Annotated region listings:
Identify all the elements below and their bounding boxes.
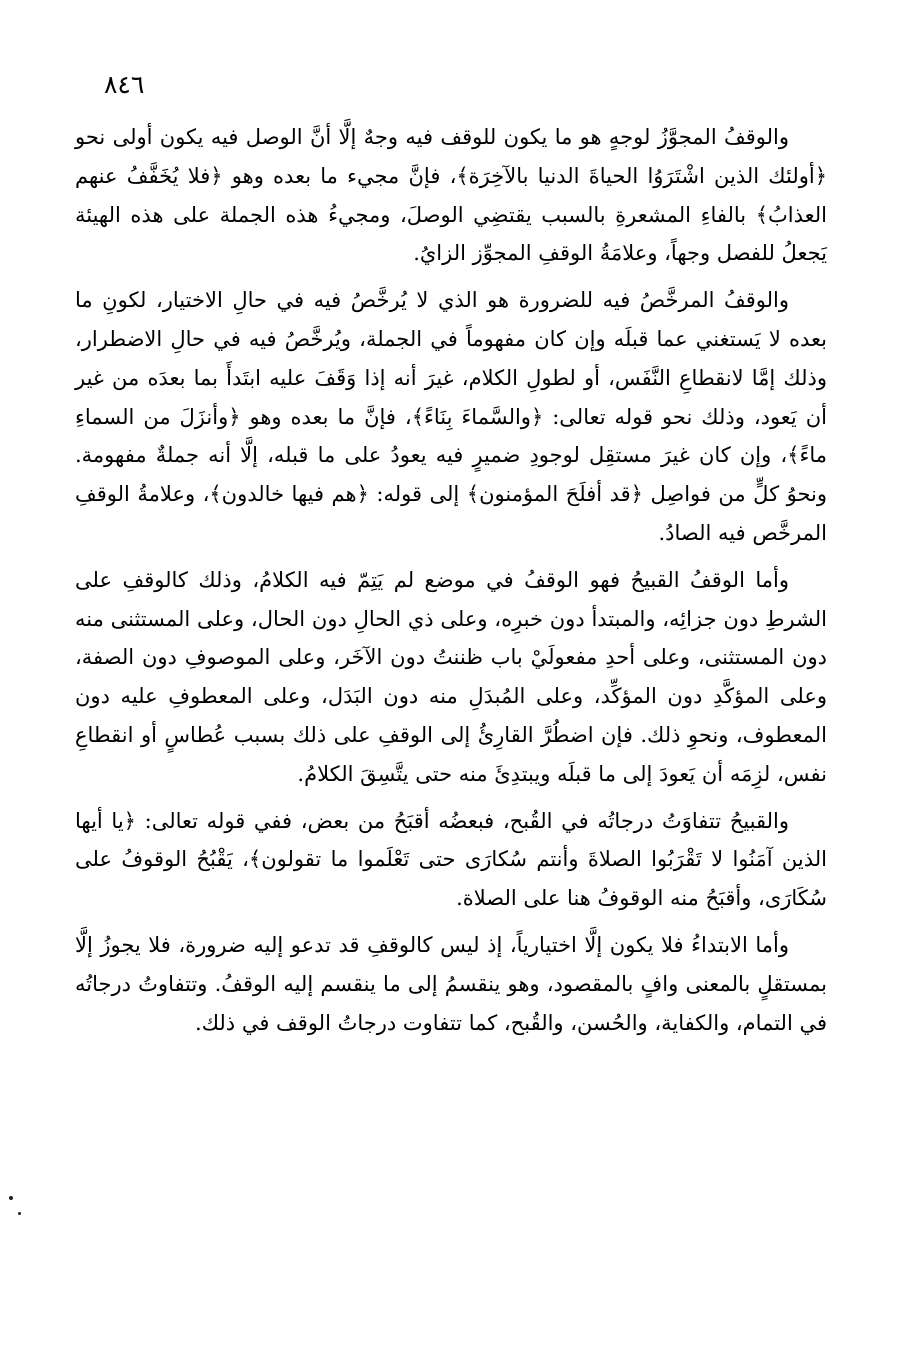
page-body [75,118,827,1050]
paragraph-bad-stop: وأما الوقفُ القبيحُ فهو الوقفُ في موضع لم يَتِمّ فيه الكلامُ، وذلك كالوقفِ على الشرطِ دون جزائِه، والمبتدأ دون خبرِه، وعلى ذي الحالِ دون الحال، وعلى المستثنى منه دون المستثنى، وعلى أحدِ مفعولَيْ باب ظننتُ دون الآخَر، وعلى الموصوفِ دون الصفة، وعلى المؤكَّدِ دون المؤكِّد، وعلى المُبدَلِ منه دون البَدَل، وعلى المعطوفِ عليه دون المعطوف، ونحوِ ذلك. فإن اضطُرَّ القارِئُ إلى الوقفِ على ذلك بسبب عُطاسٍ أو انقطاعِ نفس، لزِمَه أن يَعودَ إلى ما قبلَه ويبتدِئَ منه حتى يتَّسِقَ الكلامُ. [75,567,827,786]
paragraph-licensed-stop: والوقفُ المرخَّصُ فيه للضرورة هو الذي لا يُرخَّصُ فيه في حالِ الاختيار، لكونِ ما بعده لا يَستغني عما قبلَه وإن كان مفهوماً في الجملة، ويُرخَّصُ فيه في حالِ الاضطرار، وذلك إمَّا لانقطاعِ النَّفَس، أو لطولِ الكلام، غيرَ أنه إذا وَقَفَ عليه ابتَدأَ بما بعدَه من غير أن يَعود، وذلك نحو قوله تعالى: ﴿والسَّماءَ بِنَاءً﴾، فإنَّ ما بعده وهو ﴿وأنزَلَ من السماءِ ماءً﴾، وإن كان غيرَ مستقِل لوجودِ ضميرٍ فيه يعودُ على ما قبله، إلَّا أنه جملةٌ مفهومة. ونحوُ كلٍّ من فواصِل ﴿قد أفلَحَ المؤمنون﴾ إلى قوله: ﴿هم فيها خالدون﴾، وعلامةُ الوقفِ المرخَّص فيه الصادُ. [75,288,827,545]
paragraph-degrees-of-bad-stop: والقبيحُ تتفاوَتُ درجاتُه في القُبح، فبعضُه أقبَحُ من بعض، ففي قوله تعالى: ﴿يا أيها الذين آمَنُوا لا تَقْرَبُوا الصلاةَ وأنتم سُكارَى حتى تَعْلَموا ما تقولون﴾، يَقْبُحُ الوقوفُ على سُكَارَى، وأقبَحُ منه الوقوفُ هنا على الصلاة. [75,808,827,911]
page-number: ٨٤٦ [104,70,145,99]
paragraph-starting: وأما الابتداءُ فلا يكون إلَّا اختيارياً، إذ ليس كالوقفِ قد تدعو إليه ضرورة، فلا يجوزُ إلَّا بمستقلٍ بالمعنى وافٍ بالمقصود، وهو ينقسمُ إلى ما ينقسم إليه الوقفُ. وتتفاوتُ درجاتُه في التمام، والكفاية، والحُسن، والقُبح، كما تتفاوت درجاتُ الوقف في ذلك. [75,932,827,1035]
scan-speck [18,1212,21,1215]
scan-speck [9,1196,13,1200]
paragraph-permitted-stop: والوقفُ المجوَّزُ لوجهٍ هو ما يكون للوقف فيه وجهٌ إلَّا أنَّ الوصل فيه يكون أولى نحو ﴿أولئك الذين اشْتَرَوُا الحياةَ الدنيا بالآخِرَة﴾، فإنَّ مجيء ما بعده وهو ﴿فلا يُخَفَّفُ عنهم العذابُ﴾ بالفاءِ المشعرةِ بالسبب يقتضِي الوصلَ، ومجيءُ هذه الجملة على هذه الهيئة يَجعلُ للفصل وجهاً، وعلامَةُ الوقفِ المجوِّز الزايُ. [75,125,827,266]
--
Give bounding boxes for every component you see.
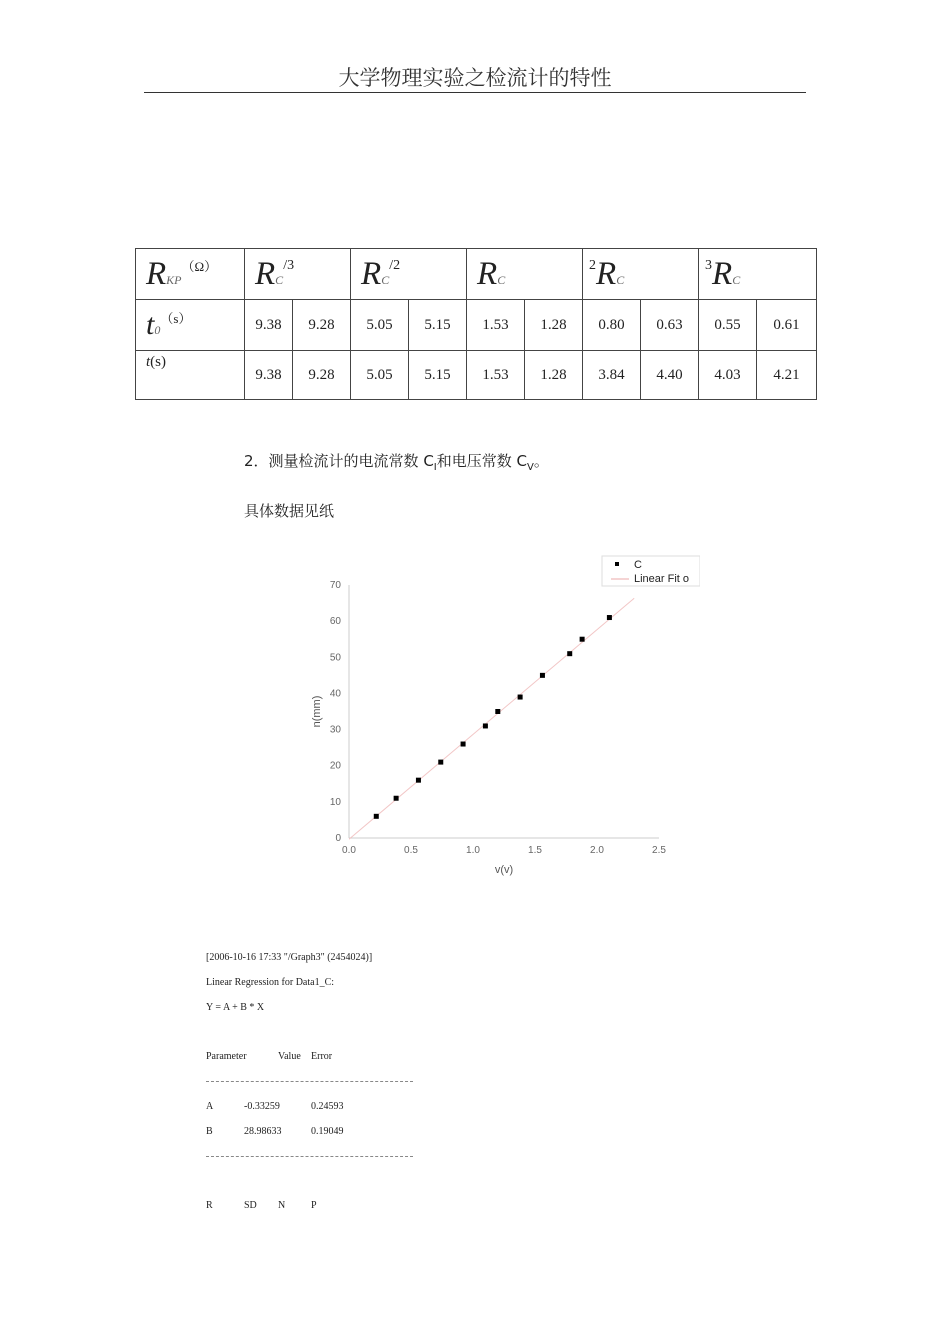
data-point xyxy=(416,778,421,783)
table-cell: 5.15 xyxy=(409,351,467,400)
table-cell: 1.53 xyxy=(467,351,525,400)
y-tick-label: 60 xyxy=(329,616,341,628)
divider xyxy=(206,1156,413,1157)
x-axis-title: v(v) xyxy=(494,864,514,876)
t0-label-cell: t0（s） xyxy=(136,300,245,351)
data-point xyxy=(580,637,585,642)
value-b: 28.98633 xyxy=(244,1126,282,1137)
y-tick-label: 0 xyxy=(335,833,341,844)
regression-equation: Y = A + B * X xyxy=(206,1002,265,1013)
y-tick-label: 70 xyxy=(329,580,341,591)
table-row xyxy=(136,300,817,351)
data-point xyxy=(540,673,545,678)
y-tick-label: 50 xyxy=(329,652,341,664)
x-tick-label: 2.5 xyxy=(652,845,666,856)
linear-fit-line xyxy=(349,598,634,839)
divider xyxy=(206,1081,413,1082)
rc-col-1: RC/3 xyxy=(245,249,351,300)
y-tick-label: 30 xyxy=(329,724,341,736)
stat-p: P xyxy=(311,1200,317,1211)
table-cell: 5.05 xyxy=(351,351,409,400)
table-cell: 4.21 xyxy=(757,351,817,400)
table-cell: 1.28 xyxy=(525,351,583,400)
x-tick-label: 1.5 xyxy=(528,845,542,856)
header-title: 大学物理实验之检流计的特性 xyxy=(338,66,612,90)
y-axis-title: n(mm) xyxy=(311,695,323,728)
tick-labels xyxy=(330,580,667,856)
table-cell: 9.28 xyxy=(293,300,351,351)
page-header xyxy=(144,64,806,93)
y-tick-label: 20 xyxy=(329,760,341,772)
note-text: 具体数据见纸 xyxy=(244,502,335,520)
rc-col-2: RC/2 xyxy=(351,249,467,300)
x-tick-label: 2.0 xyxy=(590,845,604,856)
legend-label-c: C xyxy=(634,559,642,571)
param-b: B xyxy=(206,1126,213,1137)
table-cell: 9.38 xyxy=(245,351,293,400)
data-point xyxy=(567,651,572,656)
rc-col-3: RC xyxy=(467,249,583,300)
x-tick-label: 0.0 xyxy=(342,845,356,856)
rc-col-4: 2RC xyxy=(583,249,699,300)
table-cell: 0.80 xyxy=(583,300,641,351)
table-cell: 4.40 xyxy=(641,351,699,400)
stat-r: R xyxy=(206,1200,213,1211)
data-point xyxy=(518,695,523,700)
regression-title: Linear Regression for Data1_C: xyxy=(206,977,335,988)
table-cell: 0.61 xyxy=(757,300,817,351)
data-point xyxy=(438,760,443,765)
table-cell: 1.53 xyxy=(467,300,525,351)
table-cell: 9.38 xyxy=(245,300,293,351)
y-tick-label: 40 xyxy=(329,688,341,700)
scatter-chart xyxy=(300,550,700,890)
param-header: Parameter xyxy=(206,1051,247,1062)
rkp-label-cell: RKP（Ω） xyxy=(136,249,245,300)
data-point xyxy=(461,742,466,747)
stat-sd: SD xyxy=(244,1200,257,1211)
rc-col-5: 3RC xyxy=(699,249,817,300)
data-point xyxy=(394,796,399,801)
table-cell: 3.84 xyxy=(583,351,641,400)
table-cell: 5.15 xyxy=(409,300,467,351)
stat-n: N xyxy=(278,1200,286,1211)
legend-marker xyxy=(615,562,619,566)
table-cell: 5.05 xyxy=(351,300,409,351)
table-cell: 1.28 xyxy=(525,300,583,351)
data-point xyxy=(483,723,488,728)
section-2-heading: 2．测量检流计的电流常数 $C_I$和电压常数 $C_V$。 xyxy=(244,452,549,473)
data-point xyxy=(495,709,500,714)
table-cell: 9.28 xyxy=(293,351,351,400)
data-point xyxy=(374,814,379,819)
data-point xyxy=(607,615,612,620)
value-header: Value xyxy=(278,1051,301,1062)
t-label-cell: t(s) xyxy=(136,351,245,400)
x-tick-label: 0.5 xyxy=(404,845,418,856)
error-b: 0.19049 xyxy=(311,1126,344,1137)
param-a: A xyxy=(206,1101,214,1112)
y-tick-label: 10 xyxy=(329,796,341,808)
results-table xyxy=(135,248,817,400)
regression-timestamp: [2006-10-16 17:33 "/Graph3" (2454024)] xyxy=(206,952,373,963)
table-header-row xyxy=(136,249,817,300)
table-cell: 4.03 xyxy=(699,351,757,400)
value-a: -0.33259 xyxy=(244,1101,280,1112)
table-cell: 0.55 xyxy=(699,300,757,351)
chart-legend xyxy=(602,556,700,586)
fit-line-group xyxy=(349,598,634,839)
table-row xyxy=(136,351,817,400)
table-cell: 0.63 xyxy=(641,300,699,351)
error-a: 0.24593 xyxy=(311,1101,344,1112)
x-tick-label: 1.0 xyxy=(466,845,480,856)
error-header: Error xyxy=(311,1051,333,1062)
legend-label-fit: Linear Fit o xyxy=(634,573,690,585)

▶ **Task**
Rewrite the part of the listing that opens with the line containing "data-point xyxy=(416,778,421,783)" and closes with the line containing "x-axis-title: v(v) xyxy=(494,864,514,876)", renaming "divider" to "separator" and leaving everything else unchanged.

▶ **Response**
data-point xyxy=(416,778,421,783)
table-cell: 5.15 xyxy=(409,351,467,400)
table-cell: 1.53 xyxy=(467,351,525,400)
y-tick-label: 60 xyxy=(329,616,341,628)
separator xyxy=(206,1156,413,1157)
x-axis-title: v(v) xyxy=(494,864,514,876)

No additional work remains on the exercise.